___ Records to process

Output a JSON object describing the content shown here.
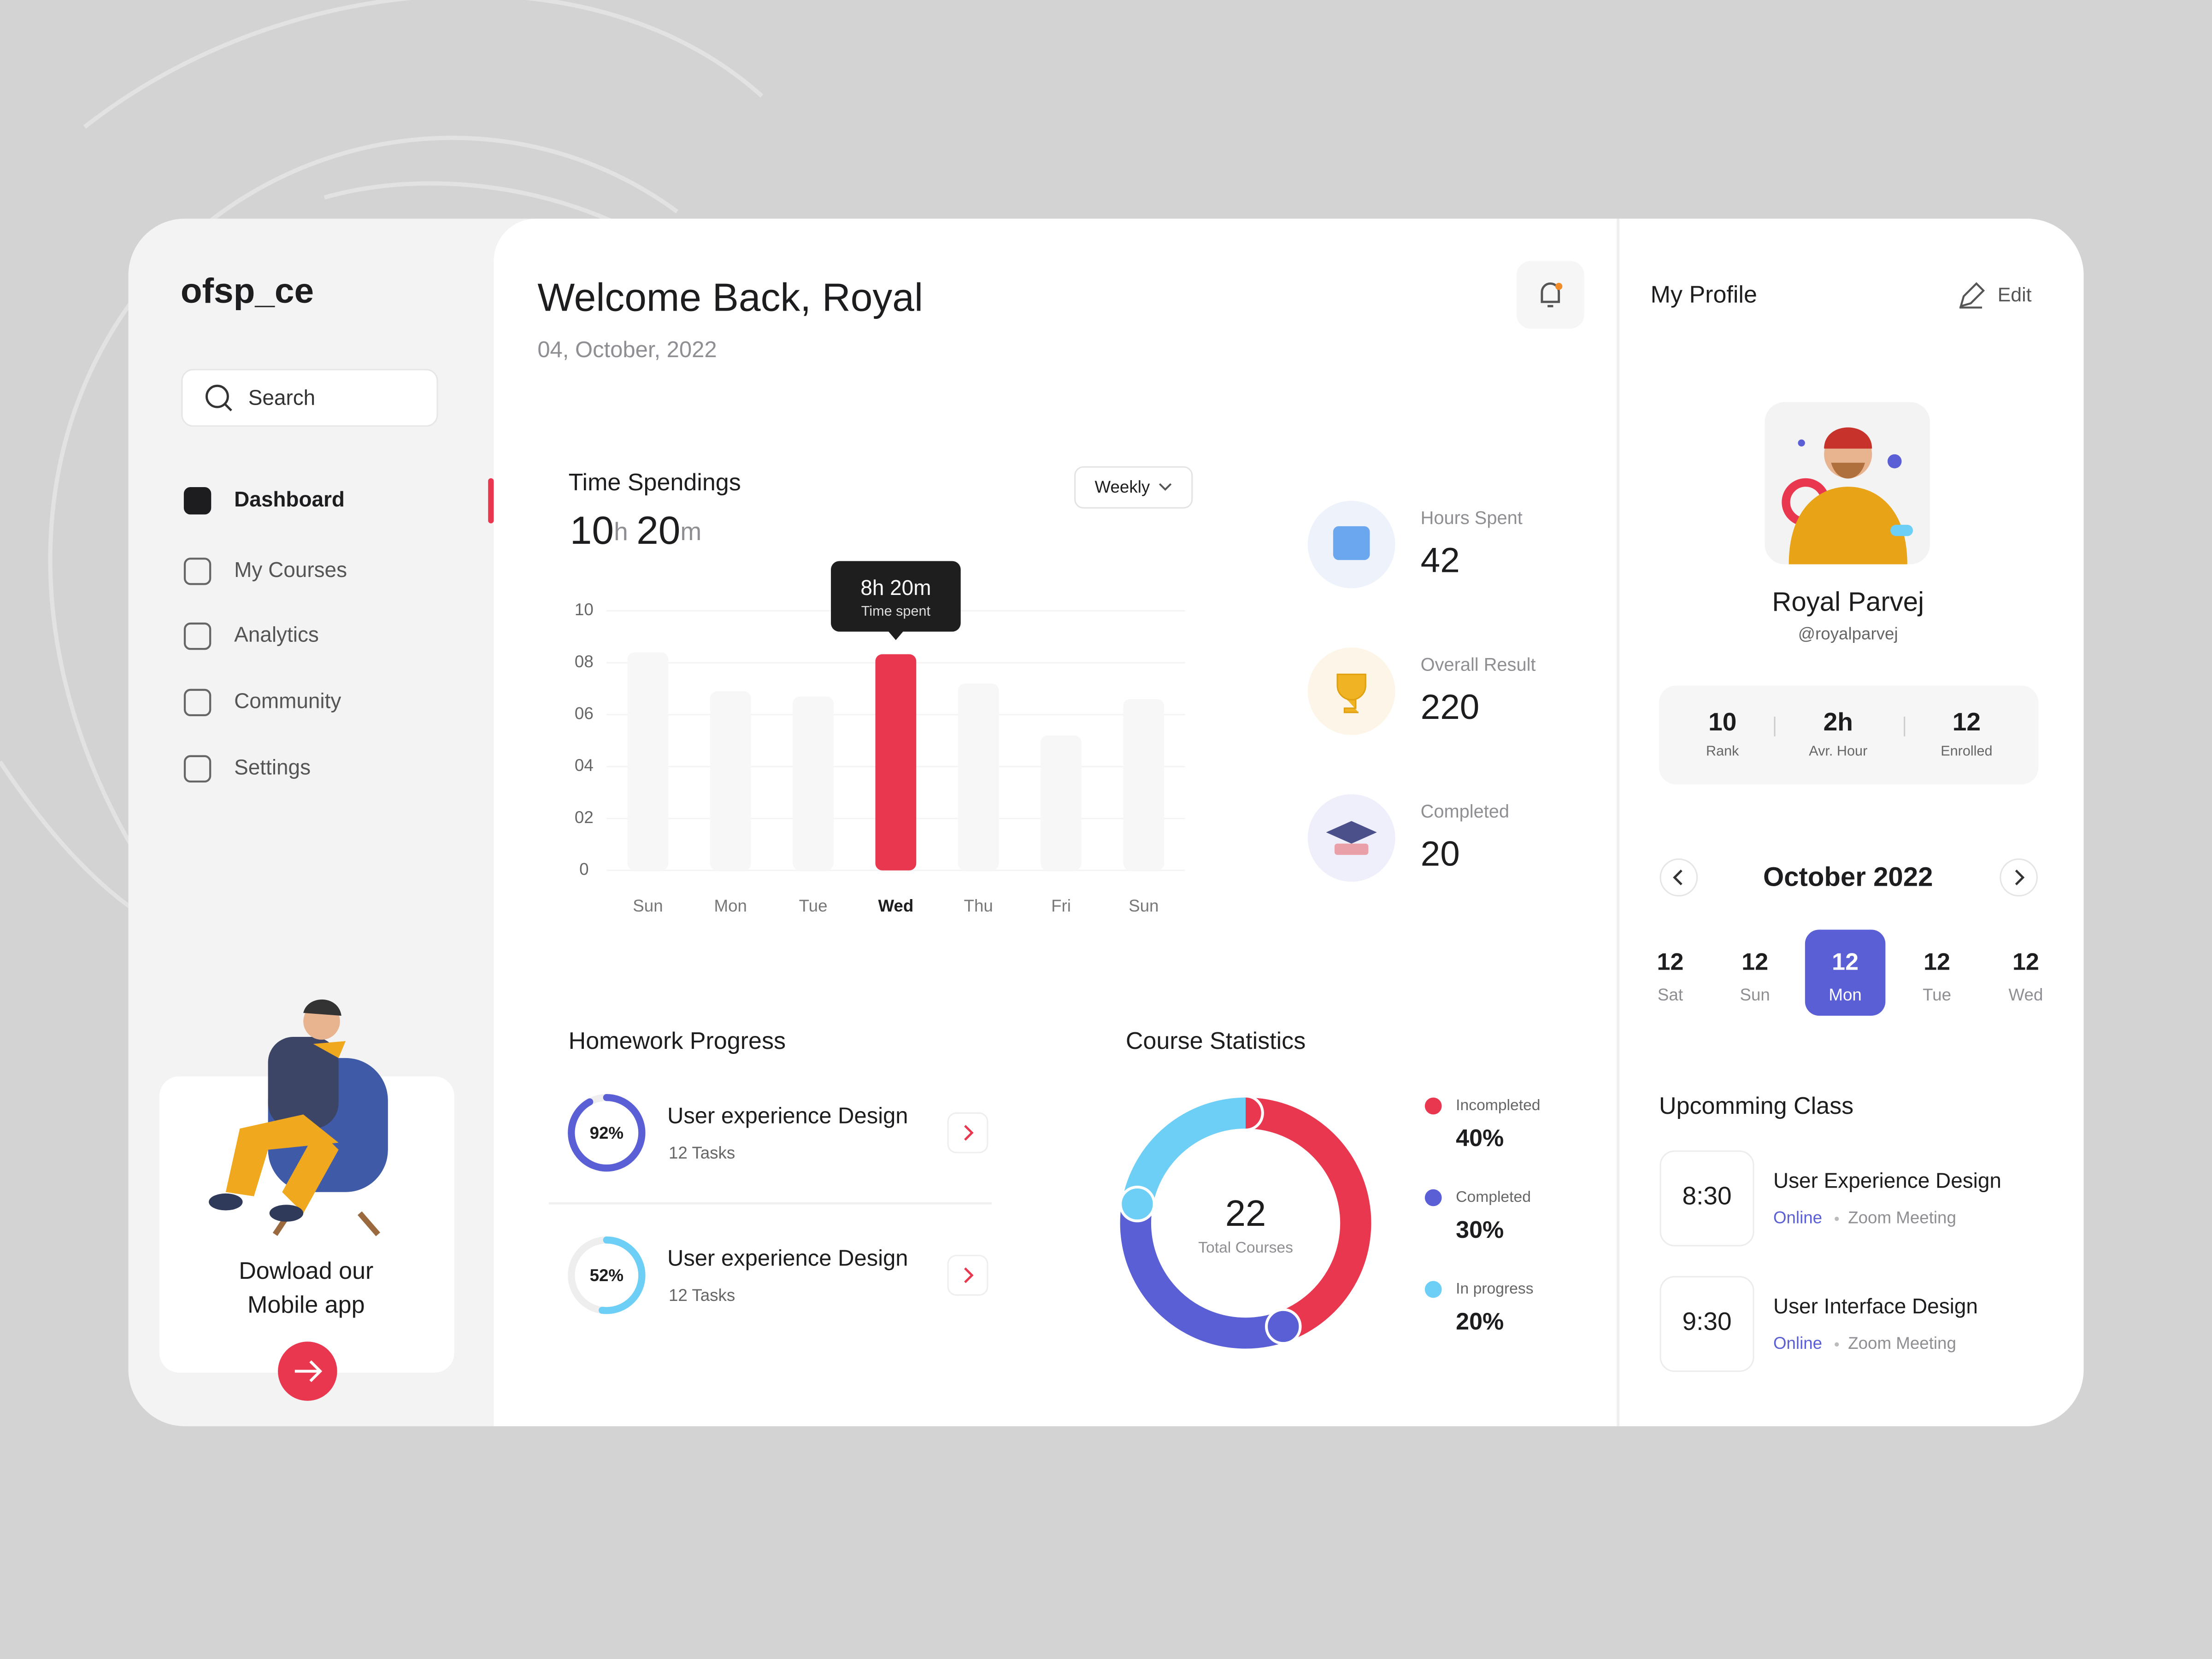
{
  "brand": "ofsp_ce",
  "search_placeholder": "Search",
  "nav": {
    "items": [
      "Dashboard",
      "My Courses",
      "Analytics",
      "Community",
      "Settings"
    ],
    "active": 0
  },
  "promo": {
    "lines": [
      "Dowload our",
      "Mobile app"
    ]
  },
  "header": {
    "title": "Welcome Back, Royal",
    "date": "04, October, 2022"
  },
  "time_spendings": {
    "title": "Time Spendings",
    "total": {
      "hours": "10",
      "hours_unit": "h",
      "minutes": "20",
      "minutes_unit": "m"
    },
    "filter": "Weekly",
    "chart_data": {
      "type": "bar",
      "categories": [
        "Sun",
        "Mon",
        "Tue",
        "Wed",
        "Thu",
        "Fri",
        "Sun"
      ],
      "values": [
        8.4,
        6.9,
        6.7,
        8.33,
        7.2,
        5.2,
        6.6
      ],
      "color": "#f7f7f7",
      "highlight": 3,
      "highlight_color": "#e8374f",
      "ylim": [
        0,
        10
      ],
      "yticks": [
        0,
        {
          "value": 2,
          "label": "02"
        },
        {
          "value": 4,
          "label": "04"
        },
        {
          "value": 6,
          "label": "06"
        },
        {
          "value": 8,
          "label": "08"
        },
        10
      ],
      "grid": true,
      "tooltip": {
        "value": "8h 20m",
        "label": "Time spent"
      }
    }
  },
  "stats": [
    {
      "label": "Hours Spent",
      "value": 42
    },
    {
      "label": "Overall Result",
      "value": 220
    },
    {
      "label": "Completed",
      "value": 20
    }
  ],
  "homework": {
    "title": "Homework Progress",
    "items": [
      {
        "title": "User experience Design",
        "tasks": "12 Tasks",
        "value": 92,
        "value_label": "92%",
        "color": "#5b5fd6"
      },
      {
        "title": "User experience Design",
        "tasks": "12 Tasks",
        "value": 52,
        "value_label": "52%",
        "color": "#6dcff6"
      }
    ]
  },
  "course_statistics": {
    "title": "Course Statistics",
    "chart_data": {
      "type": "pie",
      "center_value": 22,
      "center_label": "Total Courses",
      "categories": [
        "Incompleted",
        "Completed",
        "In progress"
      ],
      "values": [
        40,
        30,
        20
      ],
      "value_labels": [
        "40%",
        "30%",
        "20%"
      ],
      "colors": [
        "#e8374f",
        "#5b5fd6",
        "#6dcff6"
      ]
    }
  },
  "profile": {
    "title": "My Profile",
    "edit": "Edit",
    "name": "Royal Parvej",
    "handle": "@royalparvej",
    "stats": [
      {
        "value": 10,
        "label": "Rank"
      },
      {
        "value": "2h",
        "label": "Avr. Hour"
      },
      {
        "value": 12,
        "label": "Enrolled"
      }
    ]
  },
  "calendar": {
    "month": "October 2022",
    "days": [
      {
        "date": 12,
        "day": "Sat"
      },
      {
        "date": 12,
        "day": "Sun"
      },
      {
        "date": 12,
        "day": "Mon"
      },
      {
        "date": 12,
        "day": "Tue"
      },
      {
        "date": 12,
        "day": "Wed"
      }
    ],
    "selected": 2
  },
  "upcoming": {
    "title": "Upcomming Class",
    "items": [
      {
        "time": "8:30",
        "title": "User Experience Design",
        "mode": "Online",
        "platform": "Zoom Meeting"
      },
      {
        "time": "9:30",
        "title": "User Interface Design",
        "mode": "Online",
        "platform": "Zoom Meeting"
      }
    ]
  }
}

______

* [Task statement]: The records above must be transcribed exactly. Pictures are left out of the copy.

* [Output below]:
Output a JSON object describing the content shown here.
{
  "brand": "ofsp_ce",
  "search_placeholder": "Search",
  "nav": {
    "items": [
      "Dashboard",
      "My Courses",
      "Analytics",
      "Community",
      "Settings"
    ],
    "active": 0
  },
  "promo": {
    "lines": [
      "Dowload our",
      "Mobile app"
    ]
  },
  "header": {
    "title": "Welcome Back, Royal",
    "date": "04, October, 2022"
  },
  "time_spendings": {
    "title": "Time Spendings",
    "total": {
      "hours": "10",
      "hours_unit": "h",
      "minutes": "20",
      "minutes_unit": "m"
    },
    "filter": "Weekly",
    "chart_data": {
      "type": "bar",
      "categories": [
        "Sun",
        "Mon",
        "Tue",
        "Wed",
        "Thu",
        "Fri",
        "Sun"
      ],
      "values": [
        8.4,
        6.9,
        6.7,
        8.33,
        7.2,
        5.2,
        6.6
      ],
      "color": "#f7f7f7",
      "highlight": 3,
      "highlight_color": "#e8374f",
      "ylim": [
        0,
        10
      ],
      "yticks": [
        0,
        {
          "value": 2,
          "label": "02"
        },
        {
          "value": 4,
          "label": "04"
        },
        {
          "value": 6,
          "label": "06"
        },
        {
          "value": 8,
          "label": "08"
        },
        10
      ],
      "grid": true,
      "tooltip": {
        "value": "8h 20m",
        "label": "Time spent"
      }
    }
  },
  "stats": [
    {
      "label": "Hours Spent",
      "value": 42
    },
    {
      "label": "Overall Result",
      "value": 220
    },
    {
      "label": "Completed",
      "value": 20
    }
  ],
  "homework": {
    "title": "Homework Progress",
    "items": [
      {
        "title": "User experience Design",
        "tasks": "12 Tasks",
        "value": 92,
        "value_label": "92%",
        "color": "#5b5fd6"
      },
      {
        "title": "User experience Design",
        "tasks": "12 Tasks",
        "value": 52,
        "value_label": "52%",
        "color": "#6dcff6"
      }
    ]
  },
  "course_statistics": {
    "title": "Course Statistics",
    "chart_data": {
      "type": "pie",
      "center_value": 22,
      "center_label": "Total Courses",
      "categories": [
        "Incompleted",
        "Completed",
        "In progress"
      ],
      "values": [
        40,
        30,
        20
      ],
      "value_labels": [
        "40%",
        "30%",
        "20%"
      ],
      "colors": [
        "#e8374f",
        "#5b5fd6",
        "#6dcff6"
      ]
    }
  },
  "profile": {
    "title": "My Profile",
    "edit": "Edit",
    "name": "Royal Parvej",
    "handle": "@royalparvej",
    "stats": [
      {
        "value": 10,
        "label": "Rank"
      },
      {
        "value": "2h",
        "label": "Avr. Hour"
      },
      {
        "value": 12,
        "label": "Enrolled"
      }
    ]
  },
  "calendar": {
    "month": "October 2022",
    "days": [
      {
        "date": 12,
        "day": "Sat"
      },
      {
        "date": 12,
        "day": "Sun"
      },
      {
        "date": 12,
        "day": "Mon"
      },
      {
        "date": 12,
        "day": "Tue"
      },
      {
        "date": 12,
        "day": "Wed"
      }
    ],
    "selected": 2
  },
  "upcoming": {
    "title": "Upcomming Class",
    "items": [
      {
        "time": "8:30",
        "title": "User Experience Design",
        "mode": "Online",
        "platform": "Zoom Meeting"
      },
      {
        "time": "9:30",
        "title": "User Interface Design",
        "mode": "Online",
        "platform": "Zoom Meeting"
      }
    ]
  }
}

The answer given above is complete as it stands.